Saved entries:
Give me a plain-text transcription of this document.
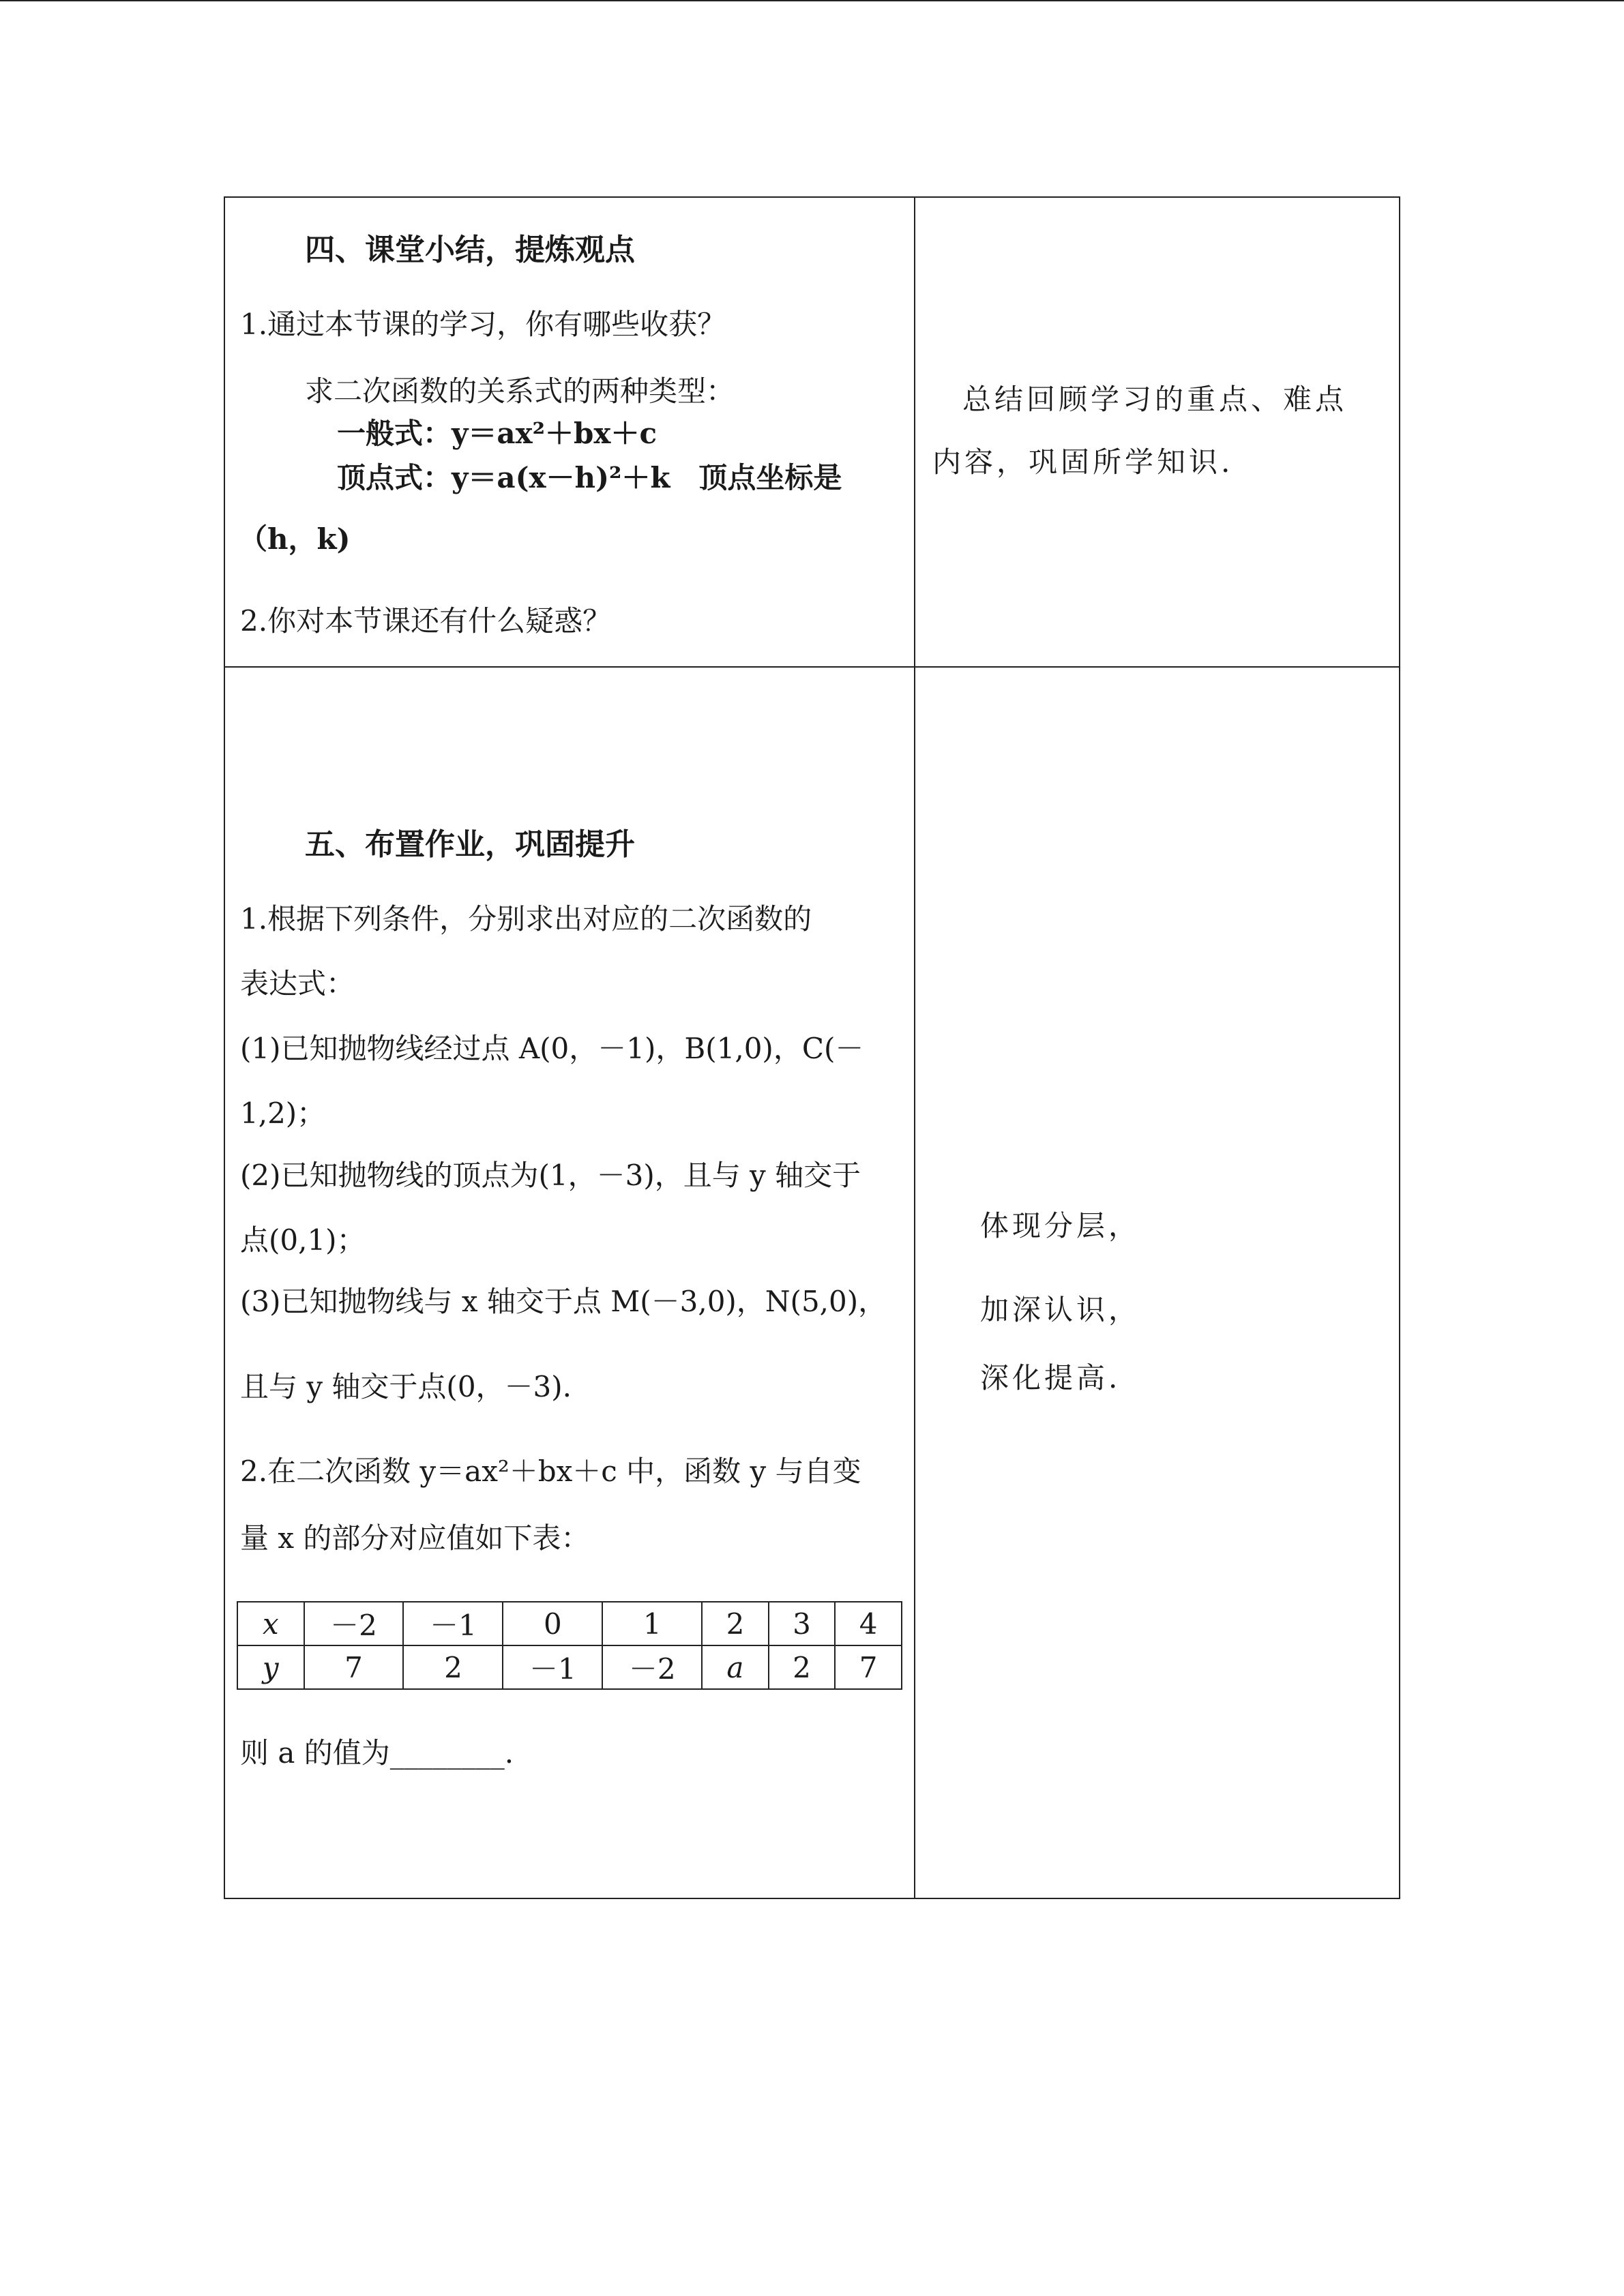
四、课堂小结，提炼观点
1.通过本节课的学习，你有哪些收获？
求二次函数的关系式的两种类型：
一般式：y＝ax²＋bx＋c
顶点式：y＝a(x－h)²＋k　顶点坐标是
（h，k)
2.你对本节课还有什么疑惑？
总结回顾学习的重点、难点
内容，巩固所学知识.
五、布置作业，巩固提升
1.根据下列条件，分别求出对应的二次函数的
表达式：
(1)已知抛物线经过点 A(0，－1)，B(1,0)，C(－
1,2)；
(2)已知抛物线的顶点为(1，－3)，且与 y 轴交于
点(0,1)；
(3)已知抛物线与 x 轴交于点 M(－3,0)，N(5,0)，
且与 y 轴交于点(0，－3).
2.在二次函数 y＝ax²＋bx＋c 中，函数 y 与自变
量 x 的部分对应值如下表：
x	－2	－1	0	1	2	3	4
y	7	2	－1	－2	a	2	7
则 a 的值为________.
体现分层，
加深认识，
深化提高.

WHAT IS BEING ASKED:
All the material shown above is to be copied exactly, with no pictures carried over.

OUTPUT:
Give me a plain-text transcription of this document.
四、课堂小结，提炼观点
1.通过本节课的学习，你有哪些收获？
求二次函数的关系式的两种类型：
一般式：y＝ax²＋bx＋c
顶点式：y＝a(x－h)²＋k　顶点坐标是
（h，k)
2.你对本节课还有什么疑惑？
总结回顾学习的重点、难点
内容，巩固所学知识.
五、布置作业，巩固提升
1.根据下列条件，分别求出对应的二次函数的
表达式：
(1)已知抛物线经过点 A(0，－1)，B(1,0)，C(－
1,2)；
(2)已知抛物线的顶点为(1，－3)，且与 y 轴交于
点(0,1)；
(3)已知抛物线与 x 轴交于点 M(－3,0)，N(5,0)，
且与 y 轴交于点(0，－3).
2.在二次函数 y＝ax²＋bx＋c 中，函数 y 与自变
量 x 的部分对应值如下表：
x	－2	－1	0	1	2	3	4
y	7	2	－1	－2	a	2	7
则 a 的值为________.
体现分层，
加深认识，
深化提高.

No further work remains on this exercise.